— START Document extract —

UNITED STATES DISTRICT COURT WESTERN DISTRICT OF NEW YORK
Jul 30, 2014
13-CV-849-JTC (W.D.N.Y. Jul. 30, 2014)

Opinion

13-CV-849-JTC

07-30-2014

RICHARD MAXWELL, Plaintiff, v. FANELLI & ASSOCIATES, LLC, and ANDREW DAVID FANELLI, Defendants.


INTRODUCTION

On August 22, 2013, plaintiff Richard Maxwell filed a complaint alleging various violations of the Fair Debt Collection Practices Act ("FDCPA" or "Act"), 15 U.S.C. § 1692, et seq. Defendants, Fanelli & Associates, LLC, and Andrew David Fanelli, failed to appear and defend this action, which resulted in entry of default by the Clerk of the Court, pursuant to Rule 55(a) of the Federal Rules of Civil Procedure, on June 13, 2014. Item 9. Presently before the court is plaintiff's motion for default judgment pursuant to Fed. R. Civ. P. 55(b)(2). Item 10. For the following reasons, plaintiff's motion is granted.

DISCUSSION

1. Default Judgment Standard

Before obtaining default judgment, a party must first secure a Clerk's entry of default by demonstrating, by affidavit or otherwise, that the opposing party is in default. Fed. R. Civ. P. 55(a). Once default has been entered, the allegations of the complaint establishing the defendant's liability are accepted as true, except for those relating to the amount of damages. Greyhound Exhibitgroup, Inc. v. E.L.U.L. Realty Corp., 973 F.2d 155, 158 (2d Cir. 1992), cert. denied, 506 U.S. 1080 (1993).

In considering whether to enter default judgment, the court must determine whether the facts alleged in the complaint are sufficient to state a claim for relief as to each cause of action for which the plaintiff seeks default judgment. Further, where the damages sought are not for a sum certain, the court must determine the propriety and amount of the default judgment. See Fed. R. Civ. P. 55(b)(2). Damages must be established by proof, unless the damages are liquidated or "susceptible of mathematical computation." Flaks v. Koegel, 504 F.2d 702, 707 (2d Cir. 1974). All reasonable inferences from the evidence presented are drawn in the moving party's favor. See Au Bon Pain Corp. v. Artect, Inc., 653 F.2d 61, 65 (2d Cir. 1981).

— END Document extract —
— START Dataset content —

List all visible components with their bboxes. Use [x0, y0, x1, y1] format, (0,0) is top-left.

— END Dataset content —

## List of tasks
1: Summarize the court opinion in two sentences.
2: Name every court case the court opinion cites.
3: Write the next part of the court opinion, picking up after its last sentence.

## Responses by task
1: Richard Maxwell filed a complaint on August 22, 2013, alleging violations of the Fair Debt Collection Practices Act by Fanelli & Associates, LLC, and Andrew David Fanelli. The defendants failed to appear and defend, so the Clerk entered default on June 13, 2014, and the court granted Maxwell's motion for default judgment, noting that after default the complaint's liability allegations are accepted as true but damages must be established by proof unless liquidated or susceptible of mathematical computation.

2:
- Greyhound Exhibitgroup, Inc. v. E.L.U.L. Realty Corp.
- Flaks v. Koegel
- Au Bon Pain Corp. v. Artect, Inc.

3:
2. Liability

As set forth in the complaint, the facts are relatively straightforward. At all times relative to the claims asserted, defendants Fanelli & Associates, LLC, and Andrew David Fanelli, were acting in the capacity of a business entity or person engaged in the business of debt collection, within the meaning of 15 U.S.C. § 1692a(6) (definition of "debt collector"). Plaintiff alleges that, on multiple occasions in April and May 2013, defendants contacted plaintiff and members of plaintiff's family attempting to collect a debt incurred as a result of plaintiff's alleged default on a "payday loan" taken out through Rent-A-Center, and threatening legal action, in violation of a number of the provisions of the FDCPA. Accordingly, for the purposes of this motion, plaintiff has sufficiently alleged facts to establish defendant's liability under the FDCPA.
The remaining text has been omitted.